--- MATERIAL SHOWN ---
------------------------------------------------------------

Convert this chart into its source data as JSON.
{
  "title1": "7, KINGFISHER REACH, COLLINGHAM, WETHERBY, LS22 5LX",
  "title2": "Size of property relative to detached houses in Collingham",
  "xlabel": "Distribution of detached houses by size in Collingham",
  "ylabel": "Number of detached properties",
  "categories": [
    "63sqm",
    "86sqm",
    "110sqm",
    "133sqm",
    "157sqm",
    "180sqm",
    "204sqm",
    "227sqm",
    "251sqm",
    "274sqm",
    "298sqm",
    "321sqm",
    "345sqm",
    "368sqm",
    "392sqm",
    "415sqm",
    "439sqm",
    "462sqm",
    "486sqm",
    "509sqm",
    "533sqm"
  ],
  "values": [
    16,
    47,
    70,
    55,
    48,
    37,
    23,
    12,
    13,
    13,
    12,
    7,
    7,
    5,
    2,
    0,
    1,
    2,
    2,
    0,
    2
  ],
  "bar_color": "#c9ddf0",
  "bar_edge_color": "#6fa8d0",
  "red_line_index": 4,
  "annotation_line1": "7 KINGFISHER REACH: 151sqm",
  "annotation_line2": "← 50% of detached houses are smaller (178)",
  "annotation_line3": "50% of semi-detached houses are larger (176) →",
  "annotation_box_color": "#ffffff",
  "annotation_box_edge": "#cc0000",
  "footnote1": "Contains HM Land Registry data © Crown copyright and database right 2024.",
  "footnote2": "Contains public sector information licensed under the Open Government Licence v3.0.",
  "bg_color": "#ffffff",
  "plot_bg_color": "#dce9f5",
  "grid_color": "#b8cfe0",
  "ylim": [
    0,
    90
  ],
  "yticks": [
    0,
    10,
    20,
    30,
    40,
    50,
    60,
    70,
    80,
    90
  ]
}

------------------------------------------------------------

--- PROBLEM STATEMENT ---
Only lines with the word "houses" should be collected from the material.

--- IN RESPONSE ---
  "title2": "Size of property relative to detached houses in Collingham",
  "xlabel": "Distribution of detached houses by size in Collingham",
  "annotation_line2": "← 50% of detached houses are smaller (178)",
  "annotation_line3": "50% of semi-detached houses are larger (176) →",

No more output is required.